Work to do
Reproduce each of the lines below word for word, with every character, symbol and number unchanged.

————————

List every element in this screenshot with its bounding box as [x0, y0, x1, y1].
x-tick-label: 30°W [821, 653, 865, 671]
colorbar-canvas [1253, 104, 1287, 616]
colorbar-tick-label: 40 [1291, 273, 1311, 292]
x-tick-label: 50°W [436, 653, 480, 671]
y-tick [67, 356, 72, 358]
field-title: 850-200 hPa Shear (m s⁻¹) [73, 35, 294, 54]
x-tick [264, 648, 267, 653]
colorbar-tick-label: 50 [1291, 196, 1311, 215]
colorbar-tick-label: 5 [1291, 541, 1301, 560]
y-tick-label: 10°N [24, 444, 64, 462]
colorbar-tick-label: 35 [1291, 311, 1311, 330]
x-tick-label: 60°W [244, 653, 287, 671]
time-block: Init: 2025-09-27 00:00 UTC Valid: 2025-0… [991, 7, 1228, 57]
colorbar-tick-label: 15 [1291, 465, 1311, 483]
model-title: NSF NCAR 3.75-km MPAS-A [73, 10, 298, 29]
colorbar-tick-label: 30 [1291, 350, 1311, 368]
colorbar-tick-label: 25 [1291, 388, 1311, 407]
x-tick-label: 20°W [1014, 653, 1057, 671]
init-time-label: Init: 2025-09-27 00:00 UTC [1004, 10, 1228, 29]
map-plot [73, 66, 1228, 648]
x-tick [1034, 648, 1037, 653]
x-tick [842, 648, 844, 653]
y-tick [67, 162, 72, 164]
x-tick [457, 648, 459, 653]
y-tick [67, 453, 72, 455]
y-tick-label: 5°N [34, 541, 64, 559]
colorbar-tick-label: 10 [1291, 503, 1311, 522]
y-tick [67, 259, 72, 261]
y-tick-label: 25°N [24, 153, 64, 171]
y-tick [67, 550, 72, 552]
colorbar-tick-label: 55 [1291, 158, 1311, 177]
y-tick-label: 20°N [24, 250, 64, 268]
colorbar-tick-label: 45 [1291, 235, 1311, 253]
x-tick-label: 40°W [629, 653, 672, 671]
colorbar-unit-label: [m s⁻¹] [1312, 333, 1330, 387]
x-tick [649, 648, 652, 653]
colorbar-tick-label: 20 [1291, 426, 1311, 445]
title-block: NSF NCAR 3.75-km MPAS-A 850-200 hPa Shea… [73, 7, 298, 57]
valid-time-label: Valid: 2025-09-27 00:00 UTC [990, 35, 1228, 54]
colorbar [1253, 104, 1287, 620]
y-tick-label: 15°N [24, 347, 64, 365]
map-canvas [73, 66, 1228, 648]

————————

Right answer
List every element in this screenshot with its bounding box as [x0, y0, x1, y1].
x-tick-label: 30°W [821, 653, 865, 671]
colorbar-canvas [1253, 104, 1287, 616]
colorbar-tick-label: 40 [1291, 273, 1311, 292]
x-tick-label: 50°W [436, 653, 480, 671]
y-tick [67, 356, 72, 358]
field-title: 850-200 hPa Shear (m s⁻¹) [73, 35, 294, 54]
x-tick [264, 648, 267, 653]
colorbar-tick-label: 50 [1291, 196, 1311, 215]
colorbar-tick-label: 5 [1291, 541, 1301, 560]
y-tick-label: 10°N [24, 444, 64, 462]
colorbar-tick-label: 35 [1291, 311, 1311, 330]
x-tick-label: 60°W [244, 653, 287, 671]
time-block: Init: 2025-09-27 00:00 UTC Valid: 2025-0… [991, 7, 1228, 57]
colorbar-tick-label: 15 [1291, 465, 1311, 483]
model-title: NSF NCAR 3.75-km MPAS-A [73, 10, 298, 29]
colorbar-tick-label: 30 [1291, 350, 1311, 368]
colorbar-tick-label: 25 [1291, 388, 1311, 407]
x-tick-label: 20°W [1014, 653, 1057, 671]
init-time-label: Init: 2025-09-27 00:00 UTC [1004, 10, 1228, 29]
map-plot [73, 66, 1228, 648]
x-tick [1034, 648, 1037, 653]
x-tick [842, 648, 844, 653]
y-tick [67, 162, 72, 164]
x-tick [457, 648, 459, 653]
y-tick [67, 453, 72, 455]
y-tick-label: 5°N [34, 541, 64, 559]
colorbar-tick-label: 10 [1291, 503, 1311, 522]
y-tick [67, 259, 72, 261]
y-tick-label: 25°N [24, 153, 64, 171]
y-tick [67, 550, 72, 552]
colorbar-tick-label: 55 [1291, 158, 1311, 177]
y-tick-label: 20°N [24, 250, 64, 268]
colorbar-tick-label: 45 [1291, 235, 1311, 253]
x-tick-label: 40°W [629, 653, 672, 671]
colorbar-unit-label: [m s⁻¹] [1312, 333, 1330, 387]
x-tick [649, 648, 652, 653]
colorbar-tick-label: 20 [1291, 426, 1311, 445]
title-block: NSF NCAR 3.75-km MPAS-A 850-200 hPa Shea… [73, 7, 298, 57]
valid-time-label: Valid: 2025-09-27 00:00 UTC [990, 35, 1228, 54]
colorbar [1253, 104, 1287, 620]
y-tick-label: 15°N [24, 347, 64, 365]
map-canvas [73, 66, 1228, 648]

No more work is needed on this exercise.